Short task →
Copy the rows below word for word, starting at the first row and ending at the row that contains "quote-header: BTC/USD 10", with both of those rows included.
══ Supplied data
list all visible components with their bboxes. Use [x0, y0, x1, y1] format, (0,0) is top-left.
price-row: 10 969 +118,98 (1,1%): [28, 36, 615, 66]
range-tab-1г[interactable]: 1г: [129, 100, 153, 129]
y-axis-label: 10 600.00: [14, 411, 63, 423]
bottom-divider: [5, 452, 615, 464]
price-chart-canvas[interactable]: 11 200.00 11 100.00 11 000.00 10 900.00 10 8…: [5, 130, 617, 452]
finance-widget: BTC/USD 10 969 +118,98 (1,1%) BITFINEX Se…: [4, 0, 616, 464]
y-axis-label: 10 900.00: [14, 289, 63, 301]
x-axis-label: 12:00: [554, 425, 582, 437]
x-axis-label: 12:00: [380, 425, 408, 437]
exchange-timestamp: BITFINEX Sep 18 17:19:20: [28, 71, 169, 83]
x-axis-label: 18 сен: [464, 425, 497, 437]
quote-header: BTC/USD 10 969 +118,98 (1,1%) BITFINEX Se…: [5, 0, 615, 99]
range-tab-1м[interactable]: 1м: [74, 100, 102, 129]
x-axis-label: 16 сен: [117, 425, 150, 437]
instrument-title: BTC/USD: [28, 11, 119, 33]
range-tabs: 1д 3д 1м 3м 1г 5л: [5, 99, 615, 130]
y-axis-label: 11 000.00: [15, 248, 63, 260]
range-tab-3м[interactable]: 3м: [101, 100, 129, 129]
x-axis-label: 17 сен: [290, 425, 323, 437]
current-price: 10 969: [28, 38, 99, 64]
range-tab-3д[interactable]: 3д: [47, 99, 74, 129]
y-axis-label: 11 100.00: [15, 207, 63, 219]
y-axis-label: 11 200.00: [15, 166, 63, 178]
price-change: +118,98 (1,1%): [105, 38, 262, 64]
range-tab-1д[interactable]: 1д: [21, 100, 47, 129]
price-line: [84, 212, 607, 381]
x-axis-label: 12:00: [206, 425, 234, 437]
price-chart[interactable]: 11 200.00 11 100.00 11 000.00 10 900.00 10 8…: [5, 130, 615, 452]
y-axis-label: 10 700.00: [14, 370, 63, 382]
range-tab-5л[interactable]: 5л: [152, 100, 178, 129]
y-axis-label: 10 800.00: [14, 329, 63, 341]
════
Correct answer →
list all visible components with their bboxes. Use [x0, y0, x1, y1] format, (0,0) is top-left.
price-row: 10 969 +118,98 (1,1%): [28, 36, 615, 66]
range-tab-1г[interactable]: 1г: [129, 100, 153, 129]
y-axis-label: 10 600.00: [14, 411, 63, 423]
bottom-divider: [5, 452, 615, 464]
price-chart-canvas[interactable]: 11 200.00 11 100.00 11 000.00 10 900.00 10 8…: [5, 130, 617, 452]
finance-widget: BTC/USD 10 969 +118,98 (1,1%) BITFINEX Se…: [4, 0, 616, 464]
y-axis-label: 10 900.00: [14, 289, 63, 301]
x-axis-label: 12:00: [554, 425, 582, 437]
x-axis-label: 12:00: [380, 425, 408, 437]
exchange-timestamp: BITFINEX Sep 18 17:19:20: [28, 71, 169, 83]
x-axis-label: 18 сен: [464, 425, 497, 437]
quote-header: BTC/USD 10 969 +118,98 (1,1%) BITFINEX Se…: [5, 0, 615, 99]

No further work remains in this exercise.